━━━━━ Page text

The AI/AN CTRP is a joint partnership, in cooperation with the National Institutes of Health, with three primary goals of reducing health issues within Native communities, fostering research for healthier communities and creating equitable research collaboration. It funds 15 to 20 investigators annually through development awards, pilot awards, diversity awards and community grants, and most recently Early Stage Investigator Career Awards, all of which have served tribal communities in Alaska and Montana.

Sun was selected as one of two recipients of the ESI Career Award after she completed a Development Award last year. She is an assistant professor of educational psychology in the UM Phyllis J. Washington College of Education’s Department of Teaching and Learning.

She will use the grant to engage with the school district and community of Arlee, a Native community of the Flathead Nation, to develop each phase of the study. Collaborating with UM associate professors Anisa Goforth and Lindsey Nichols, Sun also will work with children, educators, parents and caregivers in Arlee.

Sun’s mentorship team includes Dorothy Espelage from the University of North Carolina at Chapel Hill, Douglas Kominsky from Montana State University, Niki Graham from UM and a community advisory board composed of educators, tribal leaders, school administrators and mental health professionals from the Arlee School District. The team is developing a culturally appropriate, multilayer program through community- based participatory research that includes SEL trainings for children, educators and community members.

Research completed during this project will help design and conduct mental health interventions through SEL with other Native American communities in Montana. The project ultimately seeks to improve the understanding of SEL as a comprehensive program that draws upon Native traditions and values and encompasses multilevel training for children, educators, parents and caregivers on AI/AN children’s mental health development.

━━━━━━━━━━
━━━━━ Data lines

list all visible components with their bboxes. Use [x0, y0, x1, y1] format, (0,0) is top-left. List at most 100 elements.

━━━━━━━━━━

#### Challenges:
a. Render the following sentence from the research award text into Spanish: "Sun was selected as one of two recipients of the ESI Career Award after she completed a Development Award last year."
b. Reproduce word for word the passage of the research award text starting with "Sun was selected" and going on through "Teaching and Learning.".

#### Answers provided:
a. Sun fue seleccionada como una de las dos beneficiarias del ESI Career Award después de completar un Development Award el año pasado.

b.
Sun was selected as one of two recipients of the ESI Career Award after she completed a Development Award last year. She is an assistant professor of educational psychology in the UM Phyllis J. Washington College of Education’s Department of Teaching and Learning.